» **Your task**:
Could you extract every entry below and reproduce it exactly?

— Begin —

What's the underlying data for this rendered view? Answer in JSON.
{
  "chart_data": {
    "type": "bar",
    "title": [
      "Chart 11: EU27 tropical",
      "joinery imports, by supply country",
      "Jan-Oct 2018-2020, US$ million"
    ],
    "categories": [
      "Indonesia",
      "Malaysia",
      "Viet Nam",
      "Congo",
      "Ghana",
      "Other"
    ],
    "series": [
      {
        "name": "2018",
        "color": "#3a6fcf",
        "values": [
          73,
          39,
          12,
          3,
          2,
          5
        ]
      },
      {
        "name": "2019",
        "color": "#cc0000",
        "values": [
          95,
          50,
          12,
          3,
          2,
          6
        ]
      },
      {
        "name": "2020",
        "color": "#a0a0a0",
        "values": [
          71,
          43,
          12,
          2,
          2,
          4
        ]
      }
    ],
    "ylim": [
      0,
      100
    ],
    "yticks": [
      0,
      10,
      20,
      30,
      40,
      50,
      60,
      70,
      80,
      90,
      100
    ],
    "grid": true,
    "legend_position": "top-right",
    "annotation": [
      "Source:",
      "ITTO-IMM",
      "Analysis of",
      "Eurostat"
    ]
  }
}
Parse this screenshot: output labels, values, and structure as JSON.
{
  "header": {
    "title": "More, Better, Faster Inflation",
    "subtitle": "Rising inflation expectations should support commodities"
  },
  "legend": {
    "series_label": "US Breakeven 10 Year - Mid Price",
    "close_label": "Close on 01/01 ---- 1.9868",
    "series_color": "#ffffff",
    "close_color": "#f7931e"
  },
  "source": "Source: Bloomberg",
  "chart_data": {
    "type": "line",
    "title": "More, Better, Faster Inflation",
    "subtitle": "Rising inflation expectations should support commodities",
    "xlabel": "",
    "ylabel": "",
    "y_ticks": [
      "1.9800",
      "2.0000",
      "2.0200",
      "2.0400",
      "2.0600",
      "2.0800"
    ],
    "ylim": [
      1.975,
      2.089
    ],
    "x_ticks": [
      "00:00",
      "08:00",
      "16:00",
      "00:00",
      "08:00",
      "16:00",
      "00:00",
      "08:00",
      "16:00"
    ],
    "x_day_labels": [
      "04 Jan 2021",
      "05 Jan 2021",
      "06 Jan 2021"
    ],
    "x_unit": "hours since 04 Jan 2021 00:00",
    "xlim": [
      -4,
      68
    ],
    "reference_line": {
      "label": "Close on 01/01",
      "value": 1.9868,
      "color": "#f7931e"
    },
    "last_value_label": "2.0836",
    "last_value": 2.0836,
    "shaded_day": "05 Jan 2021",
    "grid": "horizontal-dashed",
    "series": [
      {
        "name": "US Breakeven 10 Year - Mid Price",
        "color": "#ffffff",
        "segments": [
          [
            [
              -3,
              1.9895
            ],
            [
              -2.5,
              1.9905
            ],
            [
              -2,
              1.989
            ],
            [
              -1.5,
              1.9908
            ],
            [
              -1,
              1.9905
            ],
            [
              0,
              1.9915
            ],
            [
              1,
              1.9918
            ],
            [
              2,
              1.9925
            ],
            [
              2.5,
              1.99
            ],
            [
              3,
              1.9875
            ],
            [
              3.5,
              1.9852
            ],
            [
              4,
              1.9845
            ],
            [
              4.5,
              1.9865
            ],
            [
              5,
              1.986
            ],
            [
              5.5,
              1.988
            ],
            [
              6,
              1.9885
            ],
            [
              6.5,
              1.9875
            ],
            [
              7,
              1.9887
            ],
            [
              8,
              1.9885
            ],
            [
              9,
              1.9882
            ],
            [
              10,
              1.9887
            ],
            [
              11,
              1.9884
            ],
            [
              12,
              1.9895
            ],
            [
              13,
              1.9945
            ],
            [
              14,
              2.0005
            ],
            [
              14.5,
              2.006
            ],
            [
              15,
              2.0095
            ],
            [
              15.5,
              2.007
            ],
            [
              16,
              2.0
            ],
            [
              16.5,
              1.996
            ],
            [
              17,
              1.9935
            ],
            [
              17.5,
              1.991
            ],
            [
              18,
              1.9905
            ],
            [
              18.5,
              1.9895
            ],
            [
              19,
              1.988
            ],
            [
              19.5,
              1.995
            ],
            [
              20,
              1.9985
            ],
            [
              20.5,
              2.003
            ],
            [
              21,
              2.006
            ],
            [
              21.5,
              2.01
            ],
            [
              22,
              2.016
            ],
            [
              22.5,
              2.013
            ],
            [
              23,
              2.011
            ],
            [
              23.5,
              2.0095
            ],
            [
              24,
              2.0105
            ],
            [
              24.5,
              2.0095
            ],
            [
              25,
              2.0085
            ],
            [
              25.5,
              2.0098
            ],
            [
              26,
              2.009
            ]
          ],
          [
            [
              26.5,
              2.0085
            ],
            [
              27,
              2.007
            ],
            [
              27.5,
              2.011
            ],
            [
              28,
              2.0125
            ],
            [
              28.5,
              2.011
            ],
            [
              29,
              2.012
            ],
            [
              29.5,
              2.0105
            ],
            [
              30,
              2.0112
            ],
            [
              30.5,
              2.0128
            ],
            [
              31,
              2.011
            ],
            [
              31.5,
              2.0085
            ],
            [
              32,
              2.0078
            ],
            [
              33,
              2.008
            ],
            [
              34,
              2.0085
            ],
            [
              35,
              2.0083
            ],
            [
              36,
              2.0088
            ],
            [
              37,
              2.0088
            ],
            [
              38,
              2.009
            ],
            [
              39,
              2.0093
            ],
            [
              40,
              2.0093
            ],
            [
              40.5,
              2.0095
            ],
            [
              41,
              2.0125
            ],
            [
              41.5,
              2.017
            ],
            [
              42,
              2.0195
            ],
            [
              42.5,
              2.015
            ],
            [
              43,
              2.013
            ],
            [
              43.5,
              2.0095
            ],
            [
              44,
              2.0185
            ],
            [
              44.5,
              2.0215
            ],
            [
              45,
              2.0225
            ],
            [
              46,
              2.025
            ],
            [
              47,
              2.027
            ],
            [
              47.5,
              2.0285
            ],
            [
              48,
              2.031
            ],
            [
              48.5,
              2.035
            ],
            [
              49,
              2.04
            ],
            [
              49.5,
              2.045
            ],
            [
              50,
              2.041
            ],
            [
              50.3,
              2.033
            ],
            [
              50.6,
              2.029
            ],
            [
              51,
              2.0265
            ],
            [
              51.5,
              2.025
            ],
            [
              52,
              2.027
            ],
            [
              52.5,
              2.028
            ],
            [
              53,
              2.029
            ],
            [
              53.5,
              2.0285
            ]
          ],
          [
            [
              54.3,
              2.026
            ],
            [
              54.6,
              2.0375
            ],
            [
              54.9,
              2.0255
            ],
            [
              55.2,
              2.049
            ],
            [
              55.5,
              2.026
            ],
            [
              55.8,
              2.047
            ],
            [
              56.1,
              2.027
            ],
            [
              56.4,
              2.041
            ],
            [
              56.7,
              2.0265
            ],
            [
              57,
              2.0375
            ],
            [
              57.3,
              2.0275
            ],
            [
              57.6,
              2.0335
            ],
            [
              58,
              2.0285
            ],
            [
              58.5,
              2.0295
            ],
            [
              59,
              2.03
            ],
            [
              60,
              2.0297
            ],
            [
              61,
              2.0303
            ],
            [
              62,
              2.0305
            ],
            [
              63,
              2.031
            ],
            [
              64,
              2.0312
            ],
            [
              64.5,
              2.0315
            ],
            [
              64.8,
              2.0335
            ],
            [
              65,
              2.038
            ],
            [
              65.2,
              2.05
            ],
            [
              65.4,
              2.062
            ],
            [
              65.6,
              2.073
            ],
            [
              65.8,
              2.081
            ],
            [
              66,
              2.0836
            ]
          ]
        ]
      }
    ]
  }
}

— End —

» **Correct response**:
What's the underlying data for this rendered view? Answer in JSON.
{
  "chart_data": {
    "type": "bar",
    "title": [
      "Chart 11: EU27 tropical",
      "joinery imports, by supply country",
      "Jan-Oct 2018-2020, US$ million"
    ],
    "categories": [
      "Indonesia",
      "Malaysia",
      "Viet Nam",
      "Congo",
      "Ghana",
      "Other"
    ],
    "series": [
      {
        "name": "2018",
        "color": "#3a6fcf",
        "values": [
          73,
          39,
          12,
          3,
          2,
          5
        ]
      },
      {
        "name": "2019",
        "color": "#cc0000",
        "values": [
          95,
          50,
          12,
          3,
          2,
          6
        ]
      },
      {
        "name": "2020",
        "color": "#a0a0a0",
        "values": [
          71,
          43,
          12,
          2,
          2,
          4
        ]
      }
    ],
    "ylim": [
      0,
      100
    ],
    "yticks": [
      0,
      10,
      20,
      30,
      40,
      50,
      60,
      70,
      80,
      90,
      100
    ],
    "grid": true,
    "legend_position": "top-right",
    "annotation": [
      "Source:",
      "ITTO-IMM",
      "Analysis of",
      "Eurostat"
    ]
  }
}
Parse this screenshot: output labels, values, and structure as JSON.
{
  "header": {
    "title": "More, Better, Faster Inflation",
    "subtitle": "Rising inflation expectations should support commodities"
  },
  "legend": {
    "series_label": "US Breakeven 10 Year - Mid Price",
    "close_label": "Close on 01/01 ---- 1.9868",
    "series_color": "#ffffff",
    "close_color": "#f7931e"
  },
  "source": "Source: Bloomberg",
  "chart_data": {
    "type": "line",
    "title": "More, Better, Faster Inflation",
    "subtitle": "Rising inflation expectations should support commodities",
    "xlabel": "",
    "ylabel": "",
    "y_ticks": [
      "1.9800",
      "2.0000",
      "2.0200",
      "2.0400",
      "2.0600",
      "2.0800"
    ],
    "ylim": [
      1.975,
      2.089
    ],
    "x_ticks": [
      "00:00",
      "08:00",
      "16:00",
      "00:00",
      "08:00",
      "16:00",
      "00:00",
      "08:00",
      "16:00"
    ],
    "x_day_labels": [
      "04 Jan 2021",
      "05 Jan 2021",
      "06 Jan 2021"
    ],
    "x_unit": "hours since 04 Jan 2021 00:00",
    "xlim": [
      -4,
      68
    ],
    "reference_line": {
      "label": "Close on 01/01",
      "value": 1.9868,
      "color": "#f7931e"
    },
    "last_value_label": "2.0836",
    "last_value": 2.0836,
    "shaded_day": "05 Jan 2021",
    "grid": "horizontal-dashed",
    "series": [
      {
        "name": "US Breakeven 10 Year - Mid Price",
        "color": "#ffffff",
        "segments": [
          [
            [
              -3,
              1.9895
            ],
            [
              -2.5,
              1.9905
            ],
            [
              -2,
              1.989
            ],
            [
              -1.5,
              1.9908
            ],
            [
              -1,
              1.9905
            ],
            [
              0,
              1.9915
            ],
            [
              1,
              1.9918
            ],
            [
              2,
              1.9925
            ],
            [
              2.5,
              1.99
            ],
            [
              3,
              1.9875
            ],
            [
              3.5,
              1.9852
            ],
            [
              4,
              1.9845
            ],
            [
              4.5,
              1.9865
            ],
            [
              5,
              1.986
            ],
            [
              5.5,
              1.988
            ],
            [
              6,
              1.9885
            ],
            [
              6.5,
              1.9875
            ],
            [
              7,
              1.9887
            ],
            [
              8,
              1.9885
            ],
            [
              9,
              1.9882
            ],
            [
              10,
              1.9887
            ],
            [
              11,
              1.9884
            ],
            [
              12,
              1.9895
            ],
            [
              13,
              1.9945
            ],
            [
              14,
              2.0005
            ],
            [
              14.5,
              2.006
            ],
            [
              15,
              2.0095
            ],
            [
              15.5,
              2.007
            ],
            [
              16,
              2.0
            ],
            [
              16.5,
              1.996
            ],
            [
              17,
              1.9935
            ],
            [
              17.5,
              1.991
            ],
            [
              18,
              1.9905
            ],
            [
              18.5,
              1.9895
            ],
            [
              19,
              1.988
            ],
            [
              19.5,
              1.995
            ],
            [
              20,
              1.9985
            ],
            [
              20.5,
              2.003
            ],
            [
              21,
              2.006
            ],
            [
              21.5,
              2.01
            ],
            [
              22,
              2.016
            ],
            [
              22.5,
              2.013
            ],
            [
              23,
              2.011
            ],
            [
              23.5,
              2.0095
            ],
            [
              24,
              2.0105
            ],
            [
              24.5,
              2.0095
            ],
            [
              25,
              2.0085
            ],
            [
              25.5,
              2.0098
            ],
            [
              26,
              2.009
            ]
          ],
          [
            [
              26.5,
              2.0085
            ],
            [
              27,
              2.007
            ],
            [
              27.5,
              2.011
            ],
            [
              28,
              2.0125
            ],
            [
              28.5,
              2.011
            ],
            [
              29,
              2.012
            ],
            [
              29.5,
              2.0105
            ],
            [
              30,
              2.0112
            ],
            [
              30.5,
              2.0128
            ],
            [
              31,
              2.011
            ],
            [
              31.5,
              2.0085
            ],
            [
              32,
              2.0078
            ],
            [
              33,
              2.008
            ],
            [
              34,
              2.0085
            ],
            [
              35,
              2.0083
            ],
            [
              36,
              2.0088
            ],
            [
              37,
              2.0088
            ],
            [
              38,
              2.009
            ],
            [
              39,
              2.0093
            ],
            [
              40,
              2.0093
            ],
            [
              40.5,
              2.0095
            ],
            [
              41,
              2.0125
            ],
            [
              41.5,
              2.017
            ],
            [
              42,
              2.0195
            ],
            [
              42.5,
              2.015
            ],
            [
              43,
              2.013
            ],
            [
              43.5,
              2.0095
            ],
            [
              44,
              2.0185
            ],
            [
              44.5,
              2.0215
            ],
            [
              45,
              2.0225
            ],
            [
              46,
              2.025
            ],
            [
              47,
              2.027
            ],
            [
              47.5,
              2.0285
            ],
            [
              48,
              2.031
            ],
            [
              48.5,
              2.035
            ],
            [
              49,
              2.04
            ],
            [
              49.5,
              2.045
            ],
            [
              50,
              2.041
            ],
            [
              50.3,
              2.033
            ],
            [
              50.6,
              2.029
            ],
            [
              51,
              2.0265
            ],
            [
              51.5,
              2.025
            ],
            [
              52,
              2.027
            ],
            [
              52.5,
              2.028
            ],
            [
              53,
              2.029
            ],
            [
              53.5,
              2.0285
            ]
          ],
          [
            [
              54.3,
              2.026
            ],
            [
              54.6,
              2.0375
            ],
            [
              54.9,
              2.0255
            ],
            [
              55.2,
              2.049
            ],
            [
              55.5,
              2.026
            ],
            [
              55.8,
              2.047
            ],
            [
              56.1,
              2.027
            ],
            [
              56.4,
              2.041
            ],
            [
              56.7,
              2.0265
            ],
            [
              57,
              2.0375
            ],
            [
              57.3,
              2.0275
            ],
            [
              57.6,
              2.0335
            ],
            [
              58,
              2.0285
            ],
            [
              58.5,
              2.0295
            ],
            [
              59,
              2.03
            ],
            [
              60,
              2.0297
            ],
            [
              61,
              2.0303
            ],
            [
              62,
              2.0305
            ],
            [
              63,
              2.031
            ],
            [
              64,
              2.0312
            ],
            [
              64.5,
              2.0315
            ],
            [
              64.8,
              2.0335
            ],
            [
              65,
              2.038
            ],
            [
              65.2,
              2.05
            ],
            [
              65.4,
              2.062
            ],
            [
              65.6,
              2.073
            ],
            [
              65.8,
              2.081
            ],
            [
              66,
              2.0836
            ]
          ]
        ]
      }
    ]
  }
}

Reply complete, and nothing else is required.